- _What you are asked to do_:
Copy out each of the items below word for word, keeping every line and its order intact.

━━━━━ Input for this task ━━━━━

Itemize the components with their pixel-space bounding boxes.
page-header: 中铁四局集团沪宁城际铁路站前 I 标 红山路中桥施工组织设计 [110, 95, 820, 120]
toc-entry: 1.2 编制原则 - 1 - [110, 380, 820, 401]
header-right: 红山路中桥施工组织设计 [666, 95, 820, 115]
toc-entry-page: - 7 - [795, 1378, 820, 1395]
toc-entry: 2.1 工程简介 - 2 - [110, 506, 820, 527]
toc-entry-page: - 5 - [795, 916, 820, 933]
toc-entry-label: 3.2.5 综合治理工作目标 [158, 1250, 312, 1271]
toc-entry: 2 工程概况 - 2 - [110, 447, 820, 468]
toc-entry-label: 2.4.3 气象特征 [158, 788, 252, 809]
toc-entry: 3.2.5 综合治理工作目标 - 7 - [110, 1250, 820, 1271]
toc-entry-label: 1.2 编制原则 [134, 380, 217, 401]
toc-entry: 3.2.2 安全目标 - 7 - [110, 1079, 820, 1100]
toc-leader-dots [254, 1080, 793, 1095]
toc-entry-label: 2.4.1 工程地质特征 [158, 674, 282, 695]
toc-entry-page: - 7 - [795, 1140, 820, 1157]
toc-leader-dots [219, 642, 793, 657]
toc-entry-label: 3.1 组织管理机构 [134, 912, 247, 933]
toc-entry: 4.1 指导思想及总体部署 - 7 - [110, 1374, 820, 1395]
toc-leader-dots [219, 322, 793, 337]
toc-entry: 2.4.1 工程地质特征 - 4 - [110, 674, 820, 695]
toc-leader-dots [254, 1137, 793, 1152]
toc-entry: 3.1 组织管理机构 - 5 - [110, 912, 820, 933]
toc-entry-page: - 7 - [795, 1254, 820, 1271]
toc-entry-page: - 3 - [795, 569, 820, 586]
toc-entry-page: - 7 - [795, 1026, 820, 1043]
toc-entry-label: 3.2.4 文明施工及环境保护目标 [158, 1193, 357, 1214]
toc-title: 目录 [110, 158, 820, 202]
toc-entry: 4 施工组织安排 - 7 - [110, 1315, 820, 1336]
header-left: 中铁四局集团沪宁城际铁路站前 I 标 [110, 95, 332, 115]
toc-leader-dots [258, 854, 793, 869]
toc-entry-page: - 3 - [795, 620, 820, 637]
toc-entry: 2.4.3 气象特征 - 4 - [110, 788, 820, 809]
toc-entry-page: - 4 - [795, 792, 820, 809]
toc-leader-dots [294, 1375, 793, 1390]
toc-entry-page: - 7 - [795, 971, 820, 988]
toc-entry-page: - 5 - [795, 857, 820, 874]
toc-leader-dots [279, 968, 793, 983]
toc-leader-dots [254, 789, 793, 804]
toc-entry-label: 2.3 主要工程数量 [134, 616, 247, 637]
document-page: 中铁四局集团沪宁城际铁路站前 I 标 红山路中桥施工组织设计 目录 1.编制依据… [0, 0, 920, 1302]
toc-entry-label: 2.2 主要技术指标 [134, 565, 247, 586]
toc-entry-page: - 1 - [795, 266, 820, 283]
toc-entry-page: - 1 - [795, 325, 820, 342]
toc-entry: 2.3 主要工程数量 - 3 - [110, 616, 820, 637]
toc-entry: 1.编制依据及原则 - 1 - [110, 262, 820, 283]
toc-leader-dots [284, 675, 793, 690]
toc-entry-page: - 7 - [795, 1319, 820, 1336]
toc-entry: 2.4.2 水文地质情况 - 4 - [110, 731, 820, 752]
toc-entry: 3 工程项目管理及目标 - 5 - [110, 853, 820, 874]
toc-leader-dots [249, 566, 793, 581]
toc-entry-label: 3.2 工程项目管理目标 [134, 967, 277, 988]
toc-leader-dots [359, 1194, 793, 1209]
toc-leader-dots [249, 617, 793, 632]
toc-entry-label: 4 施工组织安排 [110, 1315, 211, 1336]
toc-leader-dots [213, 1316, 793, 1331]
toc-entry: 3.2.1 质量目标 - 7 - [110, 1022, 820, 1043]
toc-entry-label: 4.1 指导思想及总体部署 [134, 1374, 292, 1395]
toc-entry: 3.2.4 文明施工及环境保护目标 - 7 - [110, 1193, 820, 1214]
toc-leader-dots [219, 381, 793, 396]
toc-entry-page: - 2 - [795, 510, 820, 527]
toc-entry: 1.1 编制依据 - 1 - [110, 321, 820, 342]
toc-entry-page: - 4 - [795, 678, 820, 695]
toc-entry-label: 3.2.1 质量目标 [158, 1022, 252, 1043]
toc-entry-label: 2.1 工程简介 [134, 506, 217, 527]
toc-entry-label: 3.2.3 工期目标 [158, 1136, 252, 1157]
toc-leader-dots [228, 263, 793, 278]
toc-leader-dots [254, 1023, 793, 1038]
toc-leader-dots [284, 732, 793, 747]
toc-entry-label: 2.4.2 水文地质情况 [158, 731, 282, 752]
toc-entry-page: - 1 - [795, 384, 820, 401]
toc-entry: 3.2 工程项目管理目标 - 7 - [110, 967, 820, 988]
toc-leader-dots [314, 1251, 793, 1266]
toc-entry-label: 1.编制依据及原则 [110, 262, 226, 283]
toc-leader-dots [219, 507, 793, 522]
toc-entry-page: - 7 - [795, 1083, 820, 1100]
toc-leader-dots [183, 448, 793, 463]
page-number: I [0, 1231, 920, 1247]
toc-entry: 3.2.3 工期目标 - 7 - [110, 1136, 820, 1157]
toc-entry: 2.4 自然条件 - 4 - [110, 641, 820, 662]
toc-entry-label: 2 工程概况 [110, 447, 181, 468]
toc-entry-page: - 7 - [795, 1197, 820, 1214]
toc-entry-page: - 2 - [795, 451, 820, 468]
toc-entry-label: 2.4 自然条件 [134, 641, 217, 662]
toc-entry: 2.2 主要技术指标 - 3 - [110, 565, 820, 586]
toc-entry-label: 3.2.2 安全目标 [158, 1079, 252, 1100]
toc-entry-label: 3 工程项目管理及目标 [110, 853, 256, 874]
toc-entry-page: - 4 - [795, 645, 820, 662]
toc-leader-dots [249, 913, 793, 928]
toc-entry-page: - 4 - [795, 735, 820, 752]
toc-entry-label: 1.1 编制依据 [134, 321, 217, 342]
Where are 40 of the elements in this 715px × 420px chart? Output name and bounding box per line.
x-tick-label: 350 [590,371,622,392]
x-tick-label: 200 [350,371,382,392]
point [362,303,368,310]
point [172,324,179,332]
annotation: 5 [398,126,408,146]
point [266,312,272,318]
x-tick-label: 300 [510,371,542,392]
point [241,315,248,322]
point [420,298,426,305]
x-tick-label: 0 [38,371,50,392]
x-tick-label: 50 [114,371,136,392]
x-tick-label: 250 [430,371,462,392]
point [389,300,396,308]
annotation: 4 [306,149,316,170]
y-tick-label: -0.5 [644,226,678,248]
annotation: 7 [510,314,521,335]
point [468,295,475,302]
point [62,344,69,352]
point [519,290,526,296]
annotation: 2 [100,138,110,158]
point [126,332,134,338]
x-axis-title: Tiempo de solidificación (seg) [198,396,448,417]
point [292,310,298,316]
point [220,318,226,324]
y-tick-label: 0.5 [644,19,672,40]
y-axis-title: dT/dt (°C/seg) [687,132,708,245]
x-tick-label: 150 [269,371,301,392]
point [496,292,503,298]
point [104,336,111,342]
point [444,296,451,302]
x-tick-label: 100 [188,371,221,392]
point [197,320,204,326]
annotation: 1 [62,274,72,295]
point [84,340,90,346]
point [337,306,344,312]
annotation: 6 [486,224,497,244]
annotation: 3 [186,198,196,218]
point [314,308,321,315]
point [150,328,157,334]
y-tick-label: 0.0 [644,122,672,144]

━━━━━

- _The result_:
Itemize the components with their pixel-space bounding boxes.
page-header: 中铁四局集团沪宁城际铁路站前 I 标 红山路中桥施工组织设计 [110, 95, 820, 120]
toc-entry: 1.2 编制原则 - 1 - [110, 380, 820, 401]
header-right: 红山路中桥施工组织设计 [666, 95, 820, 115]
toc-entry-page: - 7 - [795, 1378, 820, 1395]
toc-entry: 2.1 工程简介 - 2 - [110, 506, 820, 527]
toc-entry-page: - 5 - [795, 916, 820, 933]
toc-entry-label: 3.2.5 综合治理工作目标 [158, 1250, 312, 1271]
toc-entry: 2 工程概况 - 2 - [110, 447, 820, 468]
toc-entry-label: 2.4.3 气象特征 [158, 788, 252, 809]
toc-entry: 3.2.5 综合治理工作目标 - 7 - [110, 1250, 820, 1271]
toc-entry-label: 1.2 编制原则 [134, 380, 217, 401]
toc-entry: 3.2.2 安全目标 - 7 - [110, 1079, 820, 1100]
toc-leader-dots [254, 1080, 793, 1095]
toc-entry-label: 2.4.1 工程地质特征 [158, 674, 282, 695]
toc-entry-page: - 7 - [795, 1140, 820, 1157]
toc-leader-dots [219, 642, 793, 657]
toc-entry-label: 3.1 组织管理机构 [134, 912, 247, 933]
toc-entry: 4.1 指导思想及总体部署 - 7 - [110, 1374, 820, 1395]
toc-leader-dots [219, 322, 793, 337]
toc-entry: 2.4.1 工程地质特征 - 4 - [110, 674, 820, 695]
toc-leader-dots [254, 1137, 793, 1152]
toc-entry: 3.1 组织管理机构 - 5 - [110, 912, 820, 933]
toc-entry-page: - 7 - [795, 1254, 820, 1271]
toc-entry-page: - 3 - [795, 569, 820, 586]
toc-entry-page: - 7 - [795, 1026, 820, 1043]
toc-entry-label: 3.2.4 文明施工及环境保护目标 [158, 1193, 357, 1214]
toc-title: 目录 [110, 158, 820, 202]
toc-entry: 4 施工组织安排 - 7 - [110, 1315, 820, 1336]
header-left: 中铁四局集团沪宁城际铁路站前 I 标 [110, 95, 332, 115]
toc-leader-dots [258, 854, 793, 869]
toc-entry-page: - 3 - [795, 620, 820, 637]
toc-entry: 2.4.3 气象特征 - 4 - [110, 788, 820, 809]
toc-entry-page: - 4 - [795, 792, 820, 809]
toc-leader-dots [294, 1375, 793, 1390]
toc-entry-page: - 7 - [795, 971, 820, 988]
toc-entry-page: - 5 - [795, 857, 820, 874]
toc-leader-dots [279, 968, 793, 983]
toc-leader-dots [254, 789, 793, 804]
toc-entry-label: 2.3 主要工程数量 [134, 616, 247, 637]
document-page: 中铁四局集团沪宁城际铁路站前 I 标 红山路中桥施工组织设计 目录 1.编制依据… [0, 0, 920, 1302]
toc-entry-label: 2.2 主要技术指标 [134, 565, 247, 586]
toc-entry-page: - 1 - [795, 266, 820, 283]
toc-entry-page: - 1 - [795, 325, 820, 342]
toc-entry: 2.3 主要工程数量 - 3 - [110, 616, 820, 637]
toc-entry: 1.编制依据及原则 - 1 - [110, 262, 820, 283]
toc-leader-dots [284, 675, 793, 690]
toc-entry-page: - 7 - [795, 1319, 820, 1336]
toc-entry: 2.4.2 水文地质情况 - 4 - [110, 731, 820, 752]
toc-entry: 3 工程项目管理及目标 - 5 - [110, 853, 820, 874]
toc-leader-dots [249, 566, 793, 581]
toc-entry-label: 3.2 工程项目管理目标 [134, 967, 277, 988]
toc-leader-dots [359, 1194, 793, 1209]
toc-leader-dots [249, 617, 793, 632]
toc-entry-label: 4 施工组织安排 [110, 1315, 211, 1336]
toc-leader-dots [213, 1316, 793, 1331]
toc-entry: 3.2.1 质量目标 - 7 - [110, 1022, 820, 1043]
toc-entry-label: 4.1 指导思想及总体部署 [134, 1374, 292, 1395]
toc-entry: 3.2.4 文明施工及环境保护目标 - 7 - [110, 1193, 820, 1214]
toc-leader-dots [219, 381, 793, 396]
toc-entry-page: - 2 - [795, 510, 820, 527]
toc-entry: 1.1 编制依据 - 1 - [110, 321, 820, 342]
toc-entry-page: - 4 - [795, 678, 820, 695]
toc-entry-label: 3.2.1 质量目标 [158, 1022, 252, 1043]
toc-entry-label: 2.1 工程简介 [134, 506, 217, 527]
toc-entry-label: 3.2.3 工期目标 [158, 1136, 252, 1157]
toc-leader-dots [228, 263, 793, 278]
toc-leader-dots [254, 1023, 793, 1038]
toc-leader-dots [284, 732, 793, 747]
toc-entry-label: 2.4.2 水文地质情况 [158, 731, 282, 752]
toc-entry-page: - 1 - [795, 384, 820, 401]
toc-entry: 3.2 工程项目管理目标 - 7 - [110, 967, 820, 988]
toc-leader-dots [314, 1251, 793, 1266]
toc-entry-label: 1.编制依据及原则 [110, 262, 226, 283]
toc-leader-dots [219, 507, 793, 522]
toc-entry-page: - 7 - [795, 1083, 820, 1100]
toc-leader-dots [183, 448, 793, 463]
page-number: I [0, 1231, 920, 1247]
toc-entry: 3.2.3 工期目标 - 7 - [110, 1136, 820, 1157]
toc-entry: 2.4 自然条件 - 4 - [110, 641, 820, 662]
toc-entry-label: 2 工程概况 [110, 447, 181, 468]
toc-entry-page: - 7 - [795, 1197, 820, 1214]
toc-entry-page: - 2 - [795, 451, 820, 468]
toc-entry-label: 2.4 自然条件 [134, 641, 217, 662]
toc-entry: 2.2 主要技术指标 - 3 - [110, 565, 820, 586]
toc-entry-label: 3.2.2 安全目标 [158, 1079, 252, 1100]
toc-entry-label: 3 工程项目管理及目标 [110, 853, 256, 874]
toc-entry-page: - 4 - [795, 645, 820, 662]
toc-leader-dots [249, 913, 793, 928]
toc-entry-page: - 4 - [795, 735, 820, 752]
toc-entry-label: 1.1 编制依据 [134, 321, 217, 342]
Where are 40 of the elements in this 715px × 420px chart? Output name and bounding box per line.
x-tick-label: 350 [590,371,622,392]
x-tick-label: 200 [350,371,382,392]
point [362,303,368,310]
point [172,324,179,332]
annotation: 5 [398,126,408,146]
point [266,312,272,318]
x-tick-label: 300 [510,371,542,392]
point [241,315,248,322]
point [420,298,426,305]
x-tick-label: 0 [38,371,50,392]
x-tick-label: 50 [114,371,136,392]
x-tick-label: 250 [430,371,462,392]
point [389,300,396,308]
annotation: 4 [306,149,316,170]
y-tick-label: -0.5 [644,226,678,248]
annotation: 7 [510,314,521,335]
point [468,295,475,302]
point [62,344,69,352]
point [519,290,526,296]
annotation: 2 [100,138,110,158]
point [126,332,134,338]
x-axis-title: Tiempo de solidificación (seg) [198,396,448,417]
point [292,310,298,316]
point [220,318,226,324]
y-tick-label: 0.5 [644,19,672,40]
y-axis-title: dT/dt (°C/seg) [687,132,708,245]
x-tick-label: 150 [269,371,301,392]
point [496,292,503,298]
point [104,336,111,342]
point [444,296,451,302]
x-tick-label: 100 [188,371,221,392]
point [197,320,204,326]
annotation: 1 [62,274,72,295]
point [84,340,90,346]
point [337,306,344,312]
annotation: 6 [486,224,497,244]
annotation: 3 [186,198,196,218]
point [314,308,321,315]
point [150,328,157,334]
y-tick-label: 0.0 [644,122,672,144]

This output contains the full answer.